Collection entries
# # #
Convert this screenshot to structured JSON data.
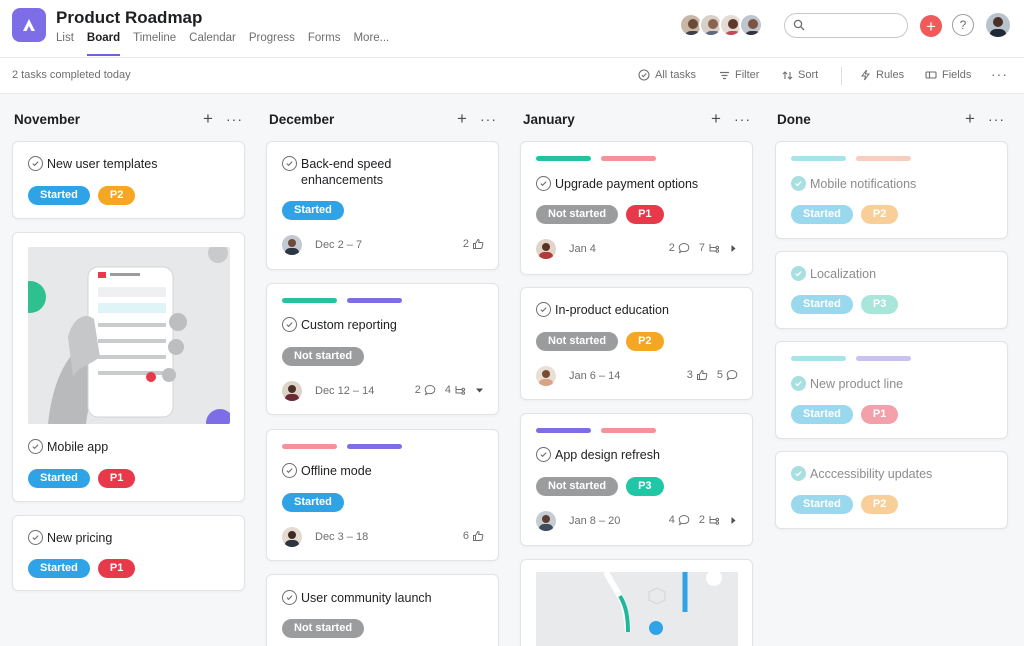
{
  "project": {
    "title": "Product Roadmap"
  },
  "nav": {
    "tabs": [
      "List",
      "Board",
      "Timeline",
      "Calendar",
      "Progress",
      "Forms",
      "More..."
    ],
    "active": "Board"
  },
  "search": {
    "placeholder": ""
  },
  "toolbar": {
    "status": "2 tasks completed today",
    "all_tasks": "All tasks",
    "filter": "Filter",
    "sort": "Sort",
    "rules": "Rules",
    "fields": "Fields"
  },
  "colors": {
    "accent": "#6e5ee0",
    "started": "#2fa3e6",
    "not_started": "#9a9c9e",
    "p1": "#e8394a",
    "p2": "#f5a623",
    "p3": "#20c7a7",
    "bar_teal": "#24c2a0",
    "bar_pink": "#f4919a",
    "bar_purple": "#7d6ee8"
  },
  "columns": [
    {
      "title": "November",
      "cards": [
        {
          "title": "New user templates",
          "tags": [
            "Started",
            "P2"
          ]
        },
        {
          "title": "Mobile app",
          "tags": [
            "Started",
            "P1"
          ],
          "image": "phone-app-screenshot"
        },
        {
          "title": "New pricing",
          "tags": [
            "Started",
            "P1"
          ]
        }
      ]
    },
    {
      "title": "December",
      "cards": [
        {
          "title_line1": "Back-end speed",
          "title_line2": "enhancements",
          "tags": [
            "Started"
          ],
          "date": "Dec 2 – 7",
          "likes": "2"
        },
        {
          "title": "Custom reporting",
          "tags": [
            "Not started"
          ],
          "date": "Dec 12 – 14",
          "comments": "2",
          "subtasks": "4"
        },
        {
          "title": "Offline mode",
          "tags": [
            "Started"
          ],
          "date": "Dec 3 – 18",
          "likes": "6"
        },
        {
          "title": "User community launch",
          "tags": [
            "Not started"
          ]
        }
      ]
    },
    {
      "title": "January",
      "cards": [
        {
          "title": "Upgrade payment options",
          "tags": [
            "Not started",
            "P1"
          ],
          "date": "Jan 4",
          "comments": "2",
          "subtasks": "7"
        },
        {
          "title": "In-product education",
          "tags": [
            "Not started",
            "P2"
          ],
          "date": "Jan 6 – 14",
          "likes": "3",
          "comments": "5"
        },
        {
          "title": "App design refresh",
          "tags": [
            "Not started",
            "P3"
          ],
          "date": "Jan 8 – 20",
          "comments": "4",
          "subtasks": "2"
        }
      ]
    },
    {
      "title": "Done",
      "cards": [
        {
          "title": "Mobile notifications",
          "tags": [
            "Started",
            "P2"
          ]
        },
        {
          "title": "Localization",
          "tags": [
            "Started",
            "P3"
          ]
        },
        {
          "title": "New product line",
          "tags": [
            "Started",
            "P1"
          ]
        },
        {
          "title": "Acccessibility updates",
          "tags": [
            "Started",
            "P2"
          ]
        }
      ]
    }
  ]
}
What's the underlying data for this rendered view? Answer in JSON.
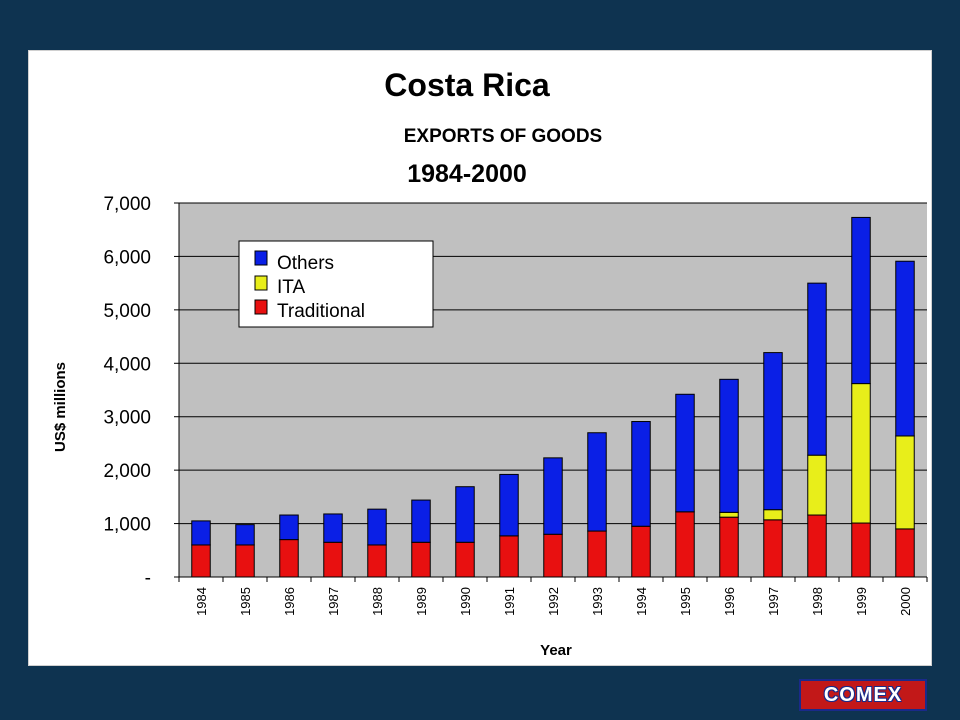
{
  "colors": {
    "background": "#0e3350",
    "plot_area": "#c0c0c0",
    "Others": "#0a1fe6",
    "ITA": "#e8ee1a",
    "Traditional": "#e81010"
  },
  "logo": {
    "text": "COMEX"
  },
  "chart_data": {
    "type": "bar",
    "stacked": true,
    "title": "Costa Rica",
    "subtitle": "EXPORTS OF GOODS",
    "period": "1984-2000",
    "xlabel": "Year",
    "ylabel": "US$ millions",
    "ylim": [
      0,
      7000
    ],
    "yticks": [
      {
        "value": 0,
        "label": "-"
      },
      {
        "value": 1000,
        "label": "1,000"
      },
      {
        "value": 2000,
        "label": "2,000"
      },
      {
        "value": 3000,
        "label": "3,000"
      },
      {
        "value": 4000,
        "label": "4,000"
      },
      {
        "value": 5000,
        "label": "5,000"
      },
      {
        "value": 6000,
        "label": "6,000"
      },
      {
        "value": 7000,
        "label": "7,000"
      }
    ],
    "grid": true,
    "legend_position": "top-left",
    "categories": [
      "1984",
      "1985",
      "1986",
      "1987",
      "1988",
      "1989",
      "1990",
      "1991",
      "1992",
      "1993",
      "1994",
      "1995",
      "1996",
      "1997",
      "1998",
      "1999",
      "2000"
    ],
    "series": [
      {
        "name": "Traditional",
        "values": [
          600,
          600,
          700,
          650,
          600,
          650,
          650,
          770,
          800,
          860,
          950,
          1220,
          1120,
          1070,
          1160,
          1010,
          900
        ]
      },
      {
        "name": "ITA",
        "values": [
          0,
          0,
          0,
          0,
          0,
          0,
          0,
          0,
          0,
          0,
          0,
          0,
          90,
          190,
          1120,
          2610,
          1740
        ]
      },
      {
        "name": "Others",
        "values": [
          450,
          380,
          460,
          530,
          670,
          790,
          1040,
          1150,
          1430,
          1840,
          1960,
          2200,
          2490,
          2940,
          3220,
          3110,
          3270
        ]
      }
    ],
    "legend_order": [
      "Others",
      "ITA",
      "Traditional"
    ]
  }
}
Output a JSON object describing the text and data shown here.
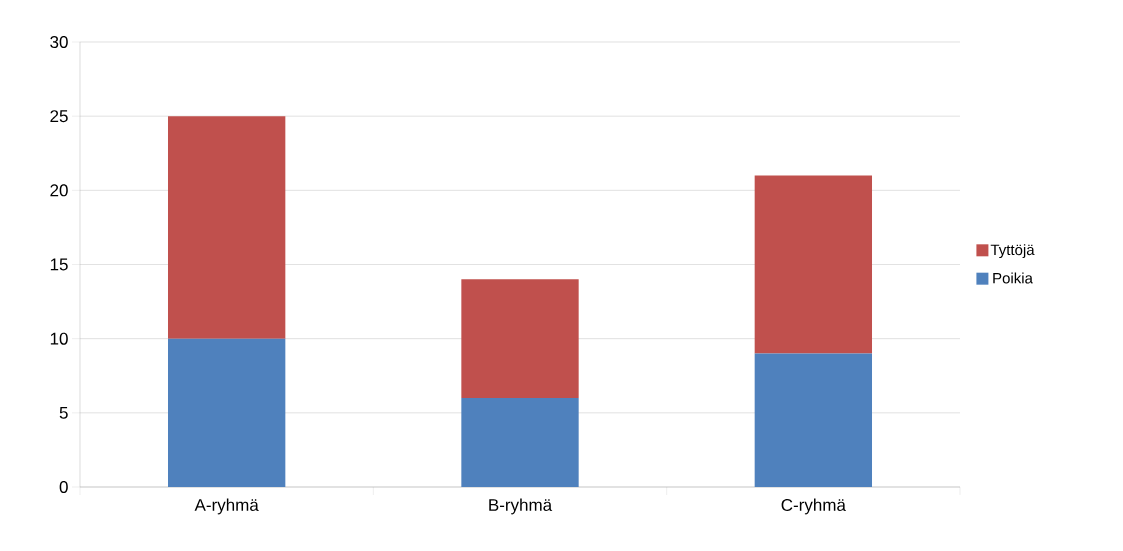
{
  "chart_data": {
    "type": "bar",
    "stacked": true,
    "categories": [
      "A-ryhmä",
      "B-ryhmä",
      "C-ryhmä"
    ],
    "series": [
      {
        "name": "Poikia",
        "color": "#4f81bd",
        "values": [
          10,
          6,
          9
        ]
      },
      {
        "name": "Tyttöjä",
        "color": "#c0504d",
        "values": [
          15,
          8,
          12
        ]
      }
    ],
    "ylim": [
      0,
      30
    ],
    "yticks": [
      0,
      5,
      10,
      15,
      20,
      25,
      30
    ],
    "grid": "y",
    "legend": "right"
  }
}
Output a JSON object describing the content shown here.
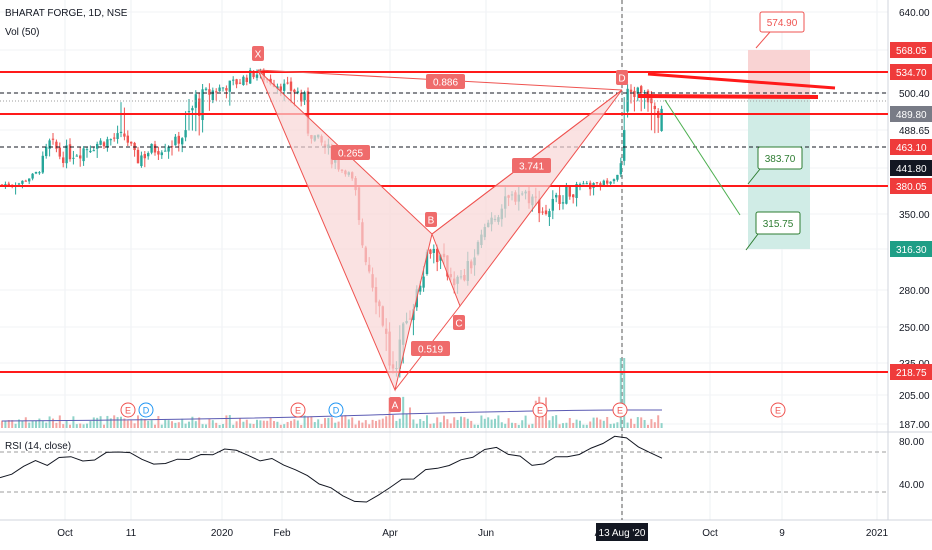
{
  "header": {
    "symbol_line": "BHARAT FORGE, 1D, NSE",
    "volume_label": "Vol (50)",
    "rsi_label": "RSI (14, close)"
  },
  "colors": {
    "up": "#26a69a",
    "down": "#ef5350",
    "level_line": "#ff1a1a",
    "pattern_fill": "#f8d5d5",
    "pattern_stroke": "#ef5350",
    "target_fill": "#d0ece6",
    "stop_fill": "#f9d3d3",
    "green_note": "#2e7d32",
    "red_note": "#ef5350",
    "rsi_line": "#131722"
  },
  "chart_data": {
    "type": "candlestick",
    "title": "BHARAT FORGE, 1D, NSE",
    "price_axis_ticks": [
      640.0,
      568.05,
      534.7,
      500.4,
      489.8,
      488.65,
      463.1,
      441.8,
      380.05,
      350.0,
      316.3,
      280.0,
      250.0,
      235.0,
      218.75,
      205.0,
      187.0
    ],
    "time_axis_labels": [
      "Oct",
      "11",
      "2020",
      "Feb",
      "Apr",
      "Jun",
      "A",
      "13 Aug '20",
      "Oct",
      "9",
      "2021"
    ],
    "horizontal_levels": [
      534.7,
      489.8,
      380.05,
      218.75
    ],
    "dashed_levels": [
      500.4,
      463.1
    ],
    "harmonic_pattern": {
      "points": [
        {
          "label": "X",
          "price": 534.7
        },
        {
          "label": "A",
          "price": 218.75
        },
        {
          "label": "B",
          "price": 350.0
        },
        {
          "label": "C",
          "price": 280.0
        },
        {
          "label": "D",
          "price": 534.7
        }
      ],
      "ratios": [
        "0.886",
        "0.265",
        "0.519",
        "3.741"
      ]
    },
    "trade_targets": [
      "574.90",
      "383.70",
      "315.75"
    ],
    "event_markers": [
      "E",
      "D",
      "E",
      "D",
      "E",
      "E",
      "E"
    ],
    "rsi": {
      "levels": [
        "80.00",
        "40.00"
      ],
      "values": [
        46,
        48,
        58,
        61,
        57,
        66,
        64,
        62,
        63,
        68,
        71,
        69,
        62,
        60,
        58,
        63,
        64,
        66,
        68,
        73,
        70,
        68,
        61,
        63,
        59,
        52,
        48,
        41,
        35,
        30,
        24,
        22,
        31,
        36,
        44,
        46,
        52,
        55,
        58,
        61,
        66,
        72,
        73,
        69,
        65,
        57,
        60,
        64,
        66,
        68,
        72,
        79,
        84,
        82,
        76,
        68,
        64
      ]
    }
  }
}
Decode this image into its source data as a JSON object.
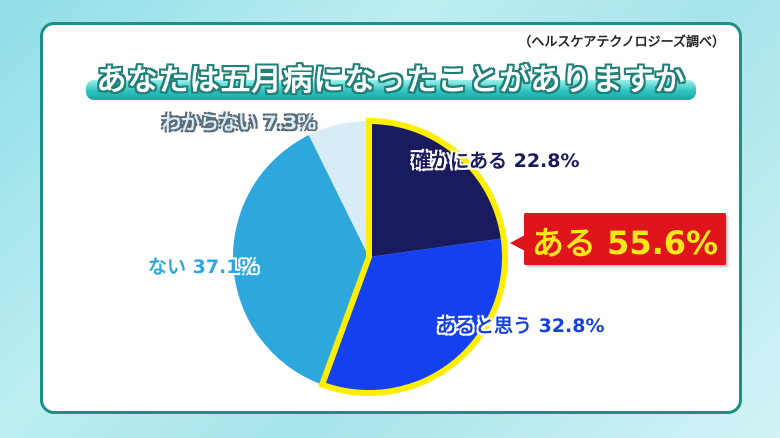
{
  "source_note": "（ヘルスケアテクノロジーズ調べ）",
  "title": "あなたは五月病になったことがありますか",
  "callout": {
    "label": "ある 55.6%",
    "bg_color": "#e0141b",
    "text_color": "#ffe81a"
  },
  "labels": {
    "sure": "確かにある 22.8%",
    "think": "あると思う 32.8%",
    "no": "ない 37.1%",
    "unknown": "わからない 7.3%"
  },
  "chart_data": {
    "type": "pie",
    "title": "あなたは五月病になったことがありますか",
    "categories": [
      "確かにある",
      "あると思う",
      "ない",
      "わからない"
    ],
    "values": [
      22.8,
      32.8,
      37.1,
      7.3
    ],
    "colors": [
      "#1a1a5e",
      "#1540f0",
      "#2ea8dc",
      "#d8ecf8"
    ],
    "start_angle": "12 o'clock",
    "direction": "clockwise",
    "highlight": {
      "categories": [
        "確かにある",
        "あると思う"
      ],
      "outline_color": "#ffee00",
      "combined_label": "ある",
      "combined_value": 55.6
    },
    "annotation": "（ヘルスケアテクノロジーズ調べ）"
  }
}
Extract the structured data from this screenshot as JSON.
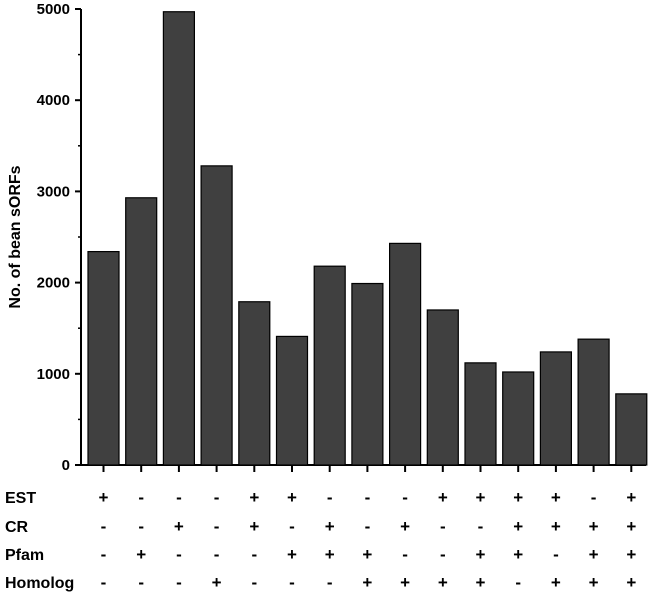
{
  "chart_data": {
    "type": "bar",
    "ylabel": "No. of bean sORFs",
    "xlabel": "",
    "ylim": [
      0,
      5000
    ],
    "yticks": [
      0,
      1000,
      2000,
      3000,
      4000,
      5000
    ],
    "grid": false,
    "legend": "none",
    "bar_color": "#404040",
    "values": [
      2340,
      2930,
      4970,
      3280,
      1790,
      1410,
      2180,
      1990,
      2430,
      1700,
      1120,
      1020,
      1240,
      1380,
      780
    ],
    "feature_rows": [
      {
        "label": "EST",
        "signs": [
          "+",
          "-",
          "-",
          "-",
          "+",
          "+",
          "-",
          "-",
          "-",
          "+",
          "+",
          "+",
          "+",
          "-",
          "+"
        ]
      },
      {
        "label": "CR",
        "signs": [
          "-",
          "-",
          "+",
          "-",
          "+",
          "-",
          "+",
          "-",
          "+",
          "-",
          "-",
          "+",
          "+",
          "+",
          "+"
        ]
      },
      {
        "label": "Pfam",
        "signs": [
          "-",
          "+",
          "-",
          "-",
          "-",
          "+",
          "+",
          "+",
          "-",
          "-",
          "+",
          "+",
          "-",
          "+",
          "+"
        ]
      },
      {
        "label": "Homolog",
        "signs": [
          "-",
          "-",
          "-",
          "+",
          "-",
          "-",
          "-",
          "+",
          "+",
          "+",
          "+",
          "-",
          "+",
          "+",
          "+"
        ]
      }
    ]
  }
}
# # #
▸ Your objective
Search the records for the string "FORGE" and return every line in which it occurs.

▸ Response to this exercise
    "symbol_line": "BHARAT FORGE, 1D, NSE",
    "title": "BHARAT FORGE, 1D, NSE",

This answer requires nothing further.